§ Task objective: Go through the lines below. Copy those with "title".

Chart and figure data
** begin **
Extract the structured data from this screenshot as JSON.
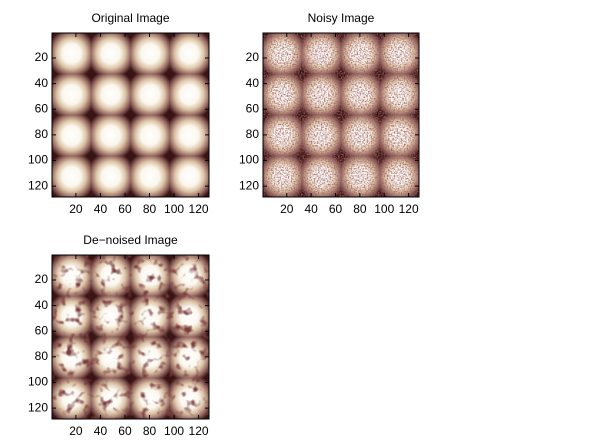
{
  "chart_data": [
    {
      "type": "image",
      "title": "Original Image",
      "colormap": "pink",
      "noise": "none",
      "xlim": [
        0.5,
        128.5
      ],
      "ylim": [
        0.5,
        128.5
      ],
      "xticks": [
        20,
        40,
        60,
        80,
        100,
        120
      ],
      "yticks": [
        20,
        40,
        60,
        80,
        100,
        120
      ]
    },
    {
      "type": "image",
      "title": "Noisy Image",
      "colormap": "pink",
      "noise": "heavy",
      "xlim": [
        0.5,
        128.5
      ],
      "ylim": [
        0.5,
        128.5
      ],
      "xticks": [
        20,
        40,
        60,
        80,
        100,
        120
      ],
      "yticks": [
        20,
        40,
        60,
        80,
        100,
        120
      ]
    },
    {
      "type": "image",
      "title": "De−noised Image",
      "colormap": "pink",
      "noise": "light",
      "xlim": [
        0.5,
        128.5
      ],
      "ylim": [
        0.5,
        128.5
      ],
      "xticks": [
        20,
        40,
        60,
        80,
        100,
        120
      ],
      "yticks": [
        20,
        40,
        60,
        80,
        100,
        120
      ]
    }
  ]
}
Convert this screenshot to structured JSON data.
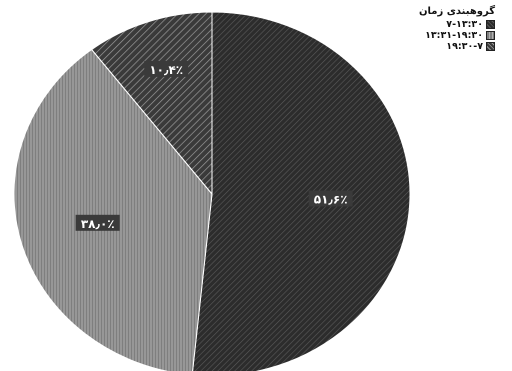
** end **
§ Expected answer:
      "title": "Original Image",
      "title": "Noisy Image",
      "title": "De−noised Image",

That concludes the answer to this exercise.